▽

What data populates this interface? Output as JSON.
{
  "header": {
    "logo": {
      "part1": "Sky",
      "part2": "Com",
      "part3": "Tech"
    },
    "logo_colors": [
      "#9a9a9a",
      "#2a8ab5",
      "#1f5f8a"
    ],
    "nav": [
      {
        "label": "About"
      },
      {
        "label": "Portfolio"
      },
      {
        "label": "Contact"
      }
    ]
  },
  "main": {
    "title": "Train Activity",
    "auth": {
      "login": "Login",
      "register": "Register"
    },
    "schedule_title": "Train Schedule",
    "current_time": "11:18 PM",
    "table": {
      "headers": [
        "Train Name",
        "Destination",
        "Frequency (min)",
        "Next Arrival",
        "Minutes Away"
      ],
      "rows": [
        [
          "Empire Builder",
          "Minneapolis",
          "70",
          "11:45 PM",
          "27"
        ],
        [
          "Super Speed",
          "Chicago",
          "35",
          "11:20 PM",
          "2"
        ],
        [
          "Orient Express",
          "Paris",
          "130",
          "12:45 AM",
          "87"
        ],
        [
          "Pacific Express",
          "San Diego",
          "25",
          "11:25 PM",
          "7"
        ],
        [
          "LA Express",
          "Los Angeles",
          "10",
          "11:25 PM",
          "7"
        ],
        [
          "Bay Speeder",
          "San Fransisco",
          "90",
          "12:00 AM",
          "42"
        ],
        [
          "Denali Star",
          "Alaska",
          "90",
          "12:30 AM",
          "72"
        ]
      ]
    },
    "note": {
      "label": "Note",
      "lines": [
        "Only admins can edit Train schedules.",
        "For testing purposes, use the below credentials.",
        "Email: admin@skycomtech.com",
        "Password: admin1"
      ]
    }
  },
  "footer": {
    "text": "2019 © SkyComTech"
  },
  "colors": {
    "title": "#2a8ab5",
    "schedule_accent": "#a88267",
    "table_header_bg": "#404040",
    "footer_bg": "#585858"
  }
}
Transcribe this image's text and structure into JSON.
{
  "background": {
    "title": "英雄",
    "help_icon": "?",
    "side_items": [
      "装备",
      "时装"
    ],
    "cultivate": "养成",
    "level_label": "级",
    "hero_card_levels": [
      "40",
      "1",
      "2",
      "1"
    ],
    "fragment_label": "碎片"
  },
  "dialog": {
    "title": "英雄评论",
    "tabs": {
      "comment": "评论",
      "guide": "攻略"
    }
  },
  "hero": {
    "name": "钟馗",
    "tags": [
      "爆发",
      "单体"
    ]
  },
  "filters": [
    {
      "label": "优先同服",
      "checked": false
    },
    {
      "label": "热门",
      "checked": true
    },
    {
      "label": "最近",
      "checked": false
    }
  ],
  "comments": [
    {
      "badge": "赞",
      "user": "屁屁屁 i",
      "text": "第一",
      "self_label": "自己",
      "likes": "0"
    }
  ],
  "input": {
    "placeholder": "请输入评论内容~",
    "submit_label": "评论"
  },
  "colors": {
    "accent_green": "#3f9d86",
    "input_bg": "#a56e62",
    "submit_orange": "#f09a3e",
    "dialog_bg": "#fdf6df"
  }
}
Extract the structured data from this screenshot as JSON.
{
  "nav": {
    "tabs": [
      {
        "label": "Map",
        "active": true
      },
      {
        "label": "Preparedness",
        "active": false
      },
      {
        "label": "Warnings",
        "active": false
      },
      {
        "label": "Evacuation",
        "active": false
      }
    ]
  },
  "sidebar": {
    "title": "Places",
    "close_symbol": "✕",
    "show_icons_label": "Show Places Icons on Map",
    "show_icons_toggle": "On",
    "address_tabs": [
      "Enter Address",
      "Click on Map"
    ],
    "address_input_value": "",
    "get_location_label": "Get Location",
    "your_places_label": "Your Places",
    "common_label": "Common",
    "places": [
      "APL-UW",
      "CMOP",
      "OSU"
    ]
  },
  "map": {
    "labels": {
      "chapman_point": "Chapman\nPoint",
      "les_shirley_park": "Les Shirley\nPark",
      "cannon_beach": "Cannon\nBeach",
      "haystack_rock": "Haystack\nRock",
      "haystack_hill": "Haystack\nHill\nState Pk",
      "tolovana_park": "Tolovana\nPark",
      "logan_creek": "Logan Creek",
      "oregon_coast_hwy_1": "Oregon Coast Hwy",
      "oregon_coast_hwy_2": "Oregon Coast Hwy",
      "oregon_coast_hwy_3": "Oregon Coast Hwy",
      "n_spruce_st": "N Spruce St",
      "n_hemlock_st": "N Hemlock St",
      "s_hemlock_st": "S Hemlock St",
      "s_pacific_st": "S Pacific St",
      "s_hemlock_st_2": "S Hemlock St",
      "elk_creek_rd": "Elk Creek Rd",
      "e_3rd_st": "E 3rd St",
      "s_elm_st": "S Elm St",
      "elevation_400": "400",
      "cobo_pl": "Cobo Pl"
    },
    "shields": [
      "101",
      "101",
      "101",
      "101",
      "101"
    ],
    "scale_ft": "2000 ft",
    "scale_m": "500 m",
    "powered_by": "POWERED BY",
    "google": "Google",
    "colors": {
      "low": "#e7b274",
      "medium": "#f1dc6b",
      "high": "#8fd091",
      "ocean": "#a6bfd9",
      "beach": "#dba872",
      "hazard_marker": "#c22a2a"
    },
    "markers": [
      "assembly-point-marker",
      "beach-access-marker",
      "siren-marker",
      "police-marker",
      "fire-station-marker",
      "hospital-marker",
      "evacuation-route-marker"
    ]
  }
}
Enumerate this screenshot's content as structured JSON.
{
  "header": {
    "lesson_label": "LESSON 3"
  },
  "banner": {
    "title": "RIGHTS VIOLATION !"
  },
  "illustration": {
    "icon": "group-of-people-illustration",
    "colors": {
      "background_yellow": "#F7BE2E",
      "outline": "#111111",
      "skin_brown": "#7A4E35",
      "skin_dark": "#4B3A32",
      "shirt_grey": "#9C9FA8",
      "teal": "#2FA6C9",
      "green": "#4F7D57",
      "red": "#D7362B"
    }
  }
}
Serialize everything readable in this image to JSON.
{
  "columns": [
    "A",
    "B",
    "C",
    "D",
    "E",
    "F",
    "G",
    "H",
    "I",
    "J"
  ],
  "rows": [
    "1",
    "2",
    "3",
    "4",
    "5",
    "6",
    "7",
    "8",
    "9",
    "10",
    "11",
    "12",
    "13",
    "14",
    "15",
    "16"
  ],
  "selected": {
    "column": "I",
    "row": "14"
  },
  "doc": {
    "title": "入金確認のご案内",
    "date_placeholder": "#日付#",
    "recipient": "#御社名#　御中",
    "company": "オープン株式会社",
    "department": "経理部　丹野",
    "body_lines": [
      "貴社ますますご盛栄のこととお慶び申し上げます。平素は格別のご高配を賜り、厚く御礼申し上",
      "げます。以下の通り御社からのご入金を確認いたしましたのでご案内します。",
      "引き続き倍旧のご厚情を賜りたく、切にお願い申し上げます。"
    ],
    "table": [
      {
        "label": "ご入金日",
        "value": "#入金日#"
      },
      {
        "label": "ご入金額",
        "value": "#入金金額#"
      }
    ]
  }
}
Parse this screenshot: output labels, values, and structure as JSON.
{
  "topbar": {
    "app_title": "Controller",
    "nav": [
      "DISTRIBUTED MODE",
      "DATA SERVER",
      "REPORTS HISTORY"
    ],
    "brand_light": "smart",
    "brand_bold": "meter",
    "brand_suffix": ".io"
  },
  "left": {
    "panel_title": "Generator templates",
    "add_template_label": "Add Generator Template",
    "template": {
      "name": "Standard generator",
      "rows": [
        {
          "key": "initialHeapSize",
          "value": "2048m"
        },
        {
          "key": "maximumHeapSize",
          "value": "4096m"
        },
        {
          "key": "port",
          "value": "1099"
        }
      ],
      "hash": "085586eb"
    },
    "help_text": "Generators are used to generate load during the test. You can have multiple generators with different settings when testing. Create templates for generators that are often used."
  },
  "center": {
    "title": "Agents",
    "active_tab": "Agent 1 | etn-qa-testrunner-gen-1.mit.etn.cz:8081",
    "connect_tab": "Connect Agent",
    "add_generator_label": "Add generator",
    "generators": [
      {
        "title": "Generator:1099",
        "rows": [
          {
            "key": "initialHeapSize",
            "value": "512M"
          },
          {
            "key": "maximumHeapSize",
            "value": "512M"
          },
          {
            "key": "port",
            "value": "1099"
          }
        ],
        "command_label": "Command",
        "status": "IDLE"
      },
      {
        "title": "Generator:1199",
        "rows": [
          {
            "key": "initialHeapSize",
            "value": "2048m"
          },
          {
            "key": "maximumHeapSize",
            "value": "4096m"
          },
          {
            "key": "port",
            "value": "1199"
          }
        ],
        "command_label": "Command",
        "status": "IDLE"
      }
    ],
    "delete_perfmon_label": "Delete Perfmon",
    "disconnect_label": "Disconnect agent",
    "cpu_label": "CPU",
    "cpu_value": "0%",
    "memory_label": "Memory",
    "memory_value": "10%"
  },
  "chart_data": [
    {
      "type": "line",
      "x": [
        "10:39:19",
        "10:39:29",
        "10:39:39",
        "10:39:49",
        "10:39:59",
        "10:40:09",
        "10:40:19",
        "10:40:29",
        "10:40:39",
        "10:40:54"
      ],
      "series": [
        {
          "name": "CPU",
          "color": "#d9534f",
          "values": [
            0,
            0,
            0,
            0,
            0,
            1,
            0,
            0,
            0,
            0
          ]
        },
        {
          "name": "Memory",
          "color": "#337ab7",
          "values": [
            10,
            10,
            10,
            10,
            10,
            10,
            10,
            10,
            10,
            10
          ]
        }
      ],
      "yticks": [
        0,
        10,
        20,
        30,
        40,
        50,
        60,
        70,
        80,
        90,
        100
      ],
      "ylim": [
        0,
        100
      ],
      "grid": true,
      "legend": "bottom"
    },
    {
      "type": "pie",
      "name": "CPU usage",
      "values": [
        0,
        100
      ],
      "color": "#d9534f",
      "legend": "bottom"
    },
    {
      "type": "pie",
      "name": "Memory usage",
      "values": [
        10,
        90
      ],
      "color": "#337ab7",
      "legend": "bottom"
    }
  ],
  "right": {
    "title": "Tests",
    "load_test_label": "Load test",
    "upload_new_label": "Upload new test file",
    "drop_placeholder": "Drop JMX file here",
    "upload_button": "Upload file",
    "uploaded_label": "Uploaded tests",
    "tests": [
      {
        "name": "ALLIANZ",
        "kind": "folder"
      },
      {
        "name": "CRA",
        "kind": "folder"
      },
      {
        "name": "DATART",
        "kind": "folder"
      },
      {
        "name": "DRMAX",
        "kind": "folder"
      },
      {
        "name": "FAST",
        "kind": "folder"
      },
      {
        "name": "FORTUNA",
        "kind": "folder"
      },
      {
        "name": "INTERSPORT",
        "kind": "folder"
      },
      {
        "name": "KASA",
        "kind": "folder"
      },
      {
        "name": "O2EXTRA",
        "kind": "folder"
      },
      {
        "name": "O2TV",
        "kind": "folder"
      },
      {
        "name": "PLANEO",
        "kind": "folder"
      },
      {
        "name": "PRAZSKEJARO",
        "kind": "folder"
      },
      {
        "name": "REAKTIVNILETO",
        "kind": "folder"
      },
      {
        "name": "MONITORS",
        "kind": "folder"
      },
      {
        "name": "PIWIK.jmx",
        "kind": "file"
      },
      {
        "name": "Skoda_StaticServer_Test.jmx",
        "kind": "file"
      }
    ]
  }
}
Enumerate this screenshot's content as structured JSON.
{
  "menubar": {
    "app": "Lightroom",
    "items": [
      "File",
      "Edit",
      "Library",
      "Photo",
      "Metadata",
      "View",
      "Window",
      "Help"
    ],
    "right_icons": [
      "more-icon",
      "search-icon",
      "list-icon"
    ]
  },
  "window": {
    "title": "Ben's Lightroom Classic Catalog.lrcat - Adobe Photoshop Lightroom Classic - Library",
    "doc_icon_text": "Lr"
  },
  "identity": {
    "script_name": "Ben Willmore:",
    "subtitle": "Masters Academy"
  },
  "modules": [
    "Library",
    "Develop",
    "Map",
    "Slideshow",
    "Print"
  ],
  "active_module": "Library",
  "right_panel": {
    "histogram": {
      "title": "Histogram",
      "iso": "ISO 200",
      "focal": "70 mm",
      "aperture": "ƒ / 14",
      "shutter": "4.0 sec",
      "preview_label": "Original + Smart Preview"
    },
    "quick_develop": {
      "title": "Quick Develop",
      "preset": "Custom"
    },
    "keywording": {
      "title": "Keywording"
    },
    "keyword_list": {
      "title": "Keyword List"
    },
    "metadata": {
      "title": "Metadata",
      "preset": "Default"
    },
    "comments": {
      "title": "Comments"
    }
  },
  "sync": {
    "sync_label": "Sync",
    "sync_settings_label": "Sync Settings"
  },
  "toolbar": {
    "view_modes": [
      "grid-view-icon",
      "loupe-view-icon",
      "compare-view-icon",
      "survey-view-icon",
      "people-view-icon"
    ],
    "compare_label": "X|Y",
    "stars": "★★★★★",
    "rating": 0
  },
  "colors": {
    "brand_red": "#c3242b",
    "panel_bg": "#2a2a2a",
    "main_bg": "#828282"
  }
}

△

*WHAT IS BEING ASKED*:
Select all lines with the word "this" from the entries above.

*WRITTEN REPLY*:
What data populates this interface? Output as JSON.
Transcribe this image's text and structure into JSON.
Extract the structured data from this screenshot as JSON.
Enumerate this screenshot's content as structured JSON.
Serialize everything readable in this image to JSON.
Parse this screenshot: output labels, values, and structure as JSON.
Enumerate this screenshot's content as structured JSON.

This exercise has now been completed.